● Exercise goal: Show each line from the listing that includes the word "Schlacht".

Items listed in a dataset
▽

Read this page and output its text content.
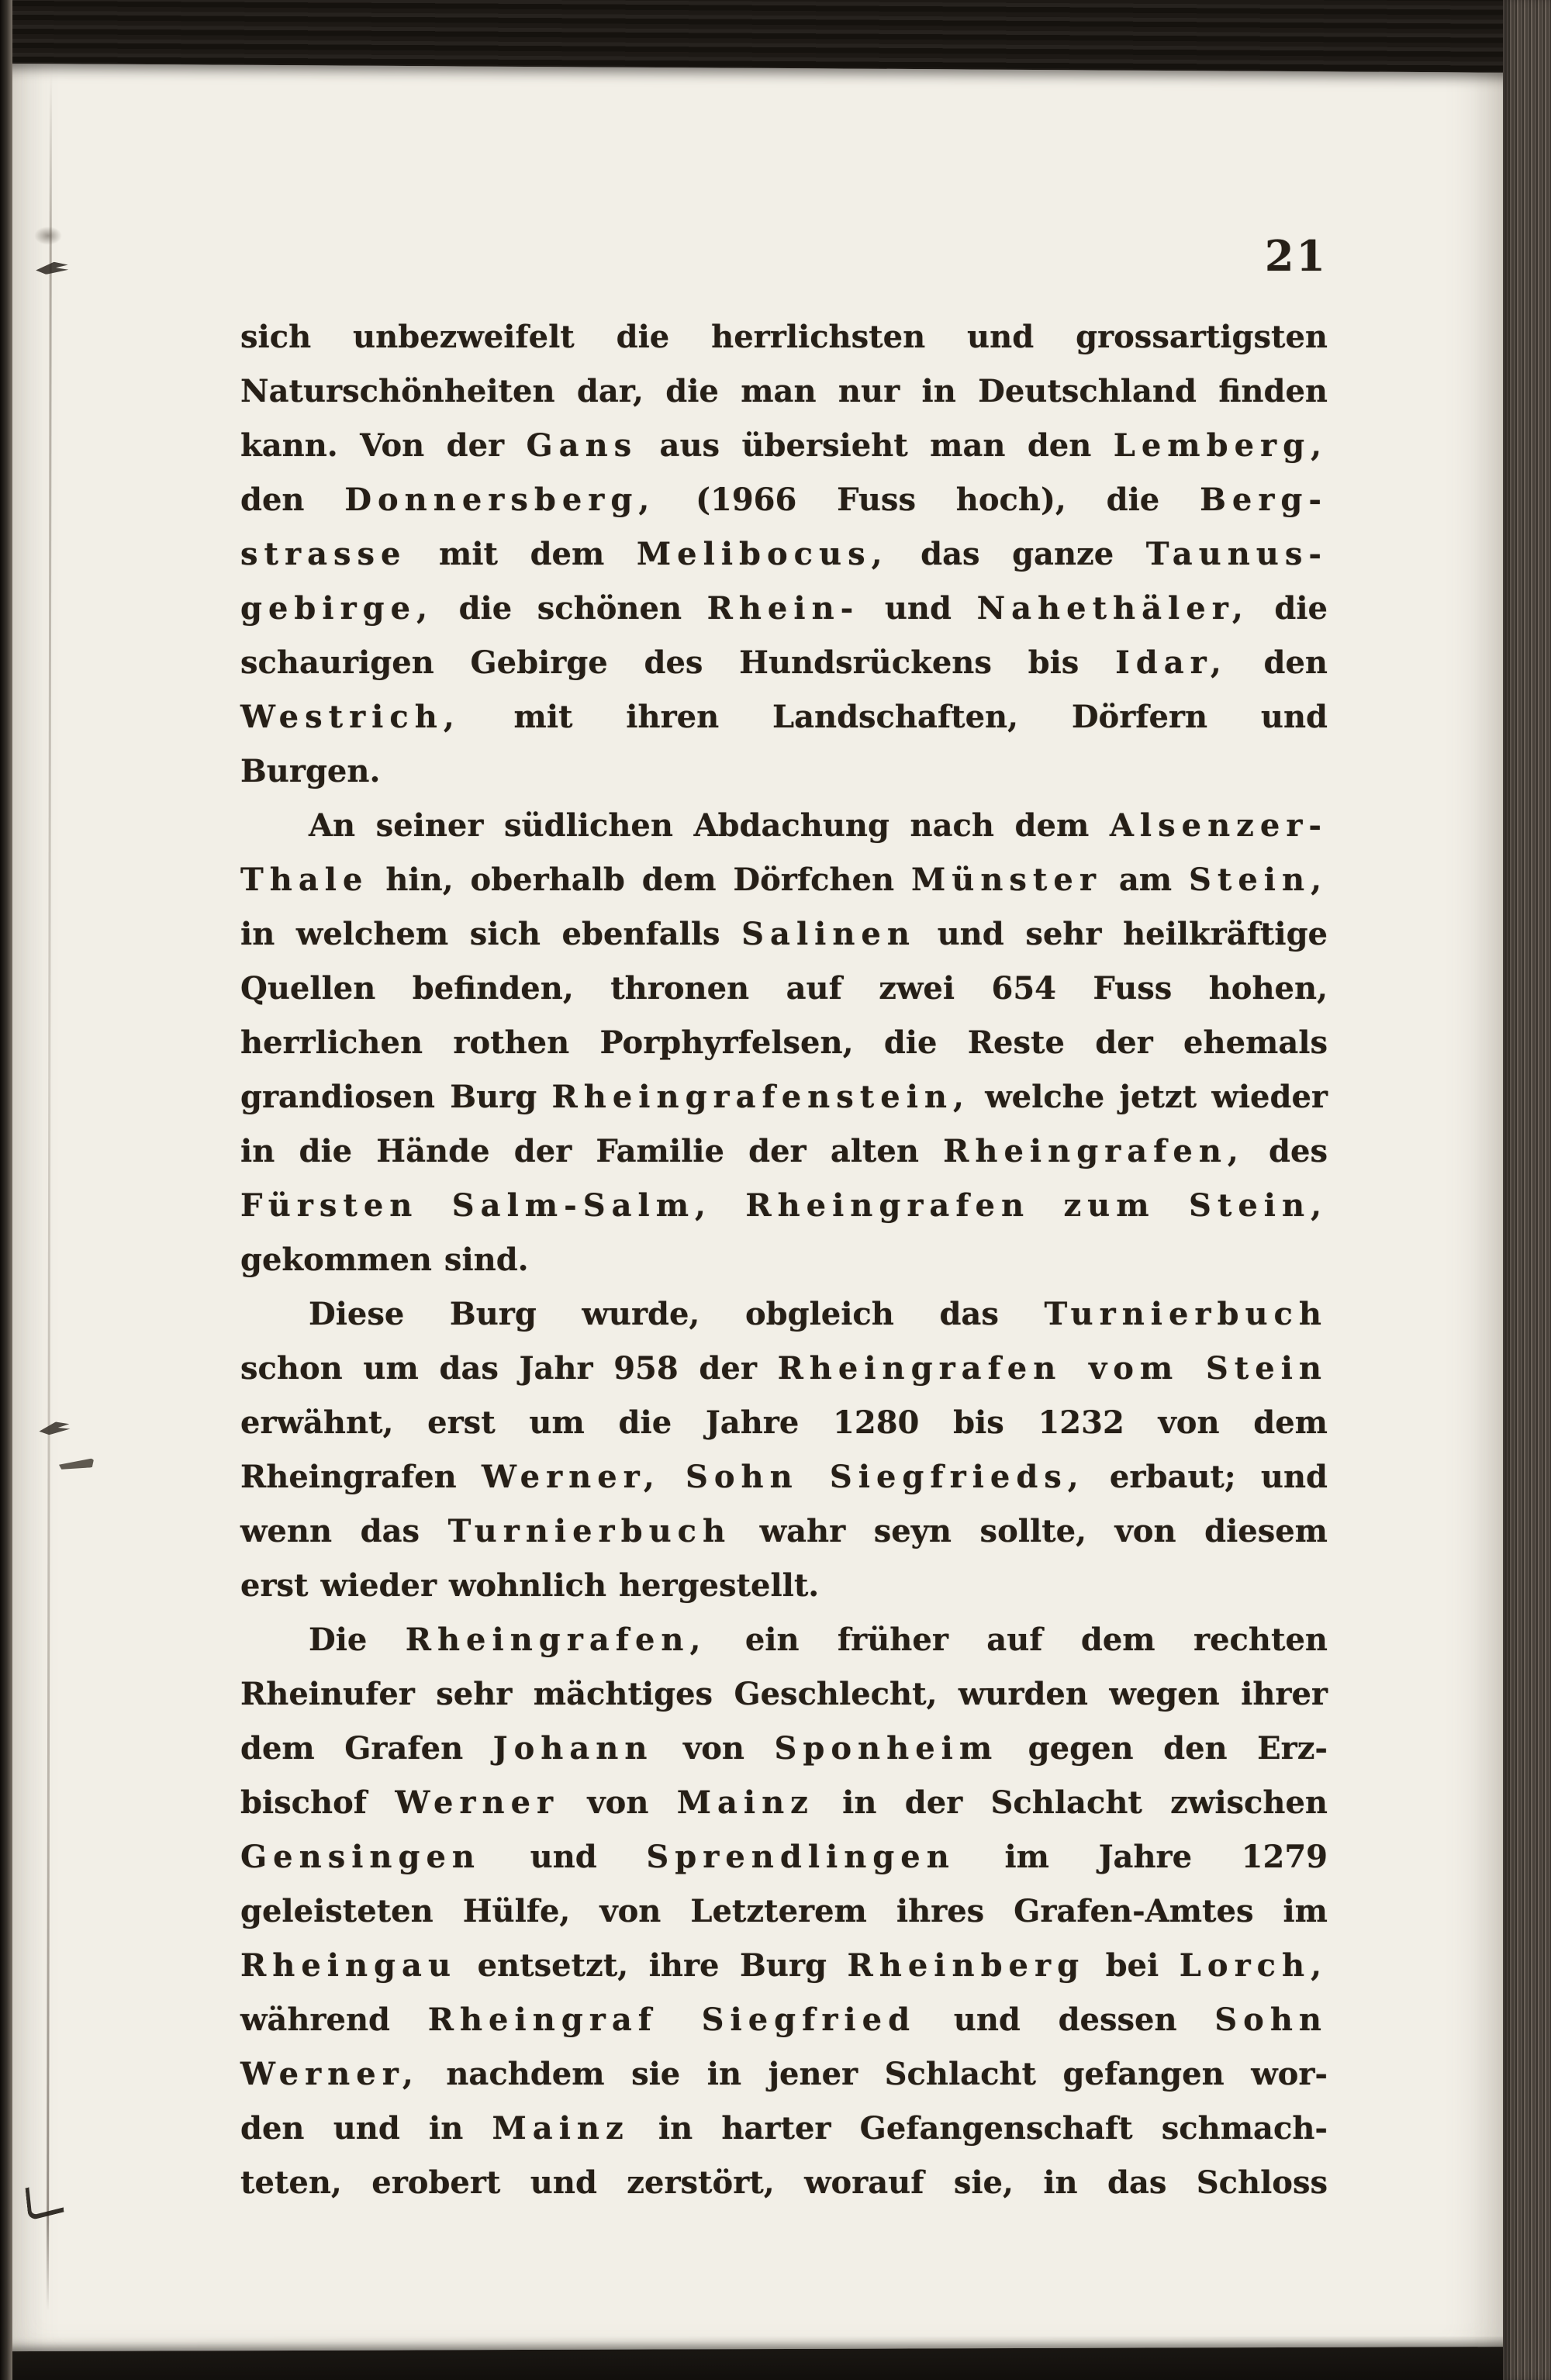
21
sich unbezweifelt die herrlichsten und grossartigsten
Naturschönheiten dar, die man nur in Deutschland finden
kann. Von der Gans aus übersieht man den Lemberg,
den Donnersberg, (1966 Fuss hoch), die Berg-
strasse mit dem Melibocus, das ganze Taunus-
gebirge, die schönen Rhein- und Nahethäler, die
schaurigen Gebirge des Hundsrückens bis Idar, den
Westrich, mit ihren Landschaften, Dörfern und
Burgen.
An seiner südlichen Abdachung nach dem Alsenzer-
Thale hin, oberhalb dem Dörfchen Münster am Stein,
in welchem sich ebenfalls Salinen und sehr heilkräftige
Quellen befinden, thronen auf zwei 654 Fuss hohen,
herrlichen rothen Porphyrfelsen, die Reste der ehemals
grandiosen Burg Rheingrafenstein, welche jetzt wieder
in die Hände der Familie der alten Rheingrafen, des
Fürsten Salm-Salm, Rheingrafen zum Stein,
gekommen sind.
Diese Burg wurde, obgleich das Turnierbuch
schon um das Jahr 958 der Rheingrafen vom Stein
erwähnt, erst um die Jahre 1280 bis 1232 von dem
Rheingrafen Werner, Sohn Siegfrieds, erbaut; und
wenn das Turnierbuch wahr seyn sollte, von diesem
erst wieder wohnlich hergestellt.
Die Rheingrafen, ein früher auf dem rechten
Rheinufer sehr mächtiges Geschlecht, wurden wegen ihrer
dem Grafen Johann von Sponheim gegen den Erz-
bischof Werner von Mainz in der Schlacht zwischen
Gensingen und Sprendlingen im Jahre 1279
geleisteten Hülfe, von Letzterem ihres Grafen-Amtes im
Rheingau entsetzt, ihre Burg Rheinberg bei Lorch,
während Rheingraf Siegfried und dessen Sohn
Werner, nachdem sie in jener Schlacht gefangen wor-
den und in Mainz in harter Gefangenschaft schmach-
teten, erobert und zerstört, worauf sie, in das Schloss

△

● Answer below:
bischof Werner von Mainz in der Schlacht zwischen
Werner, nachdem sie in jener Schlacht gefangen wor-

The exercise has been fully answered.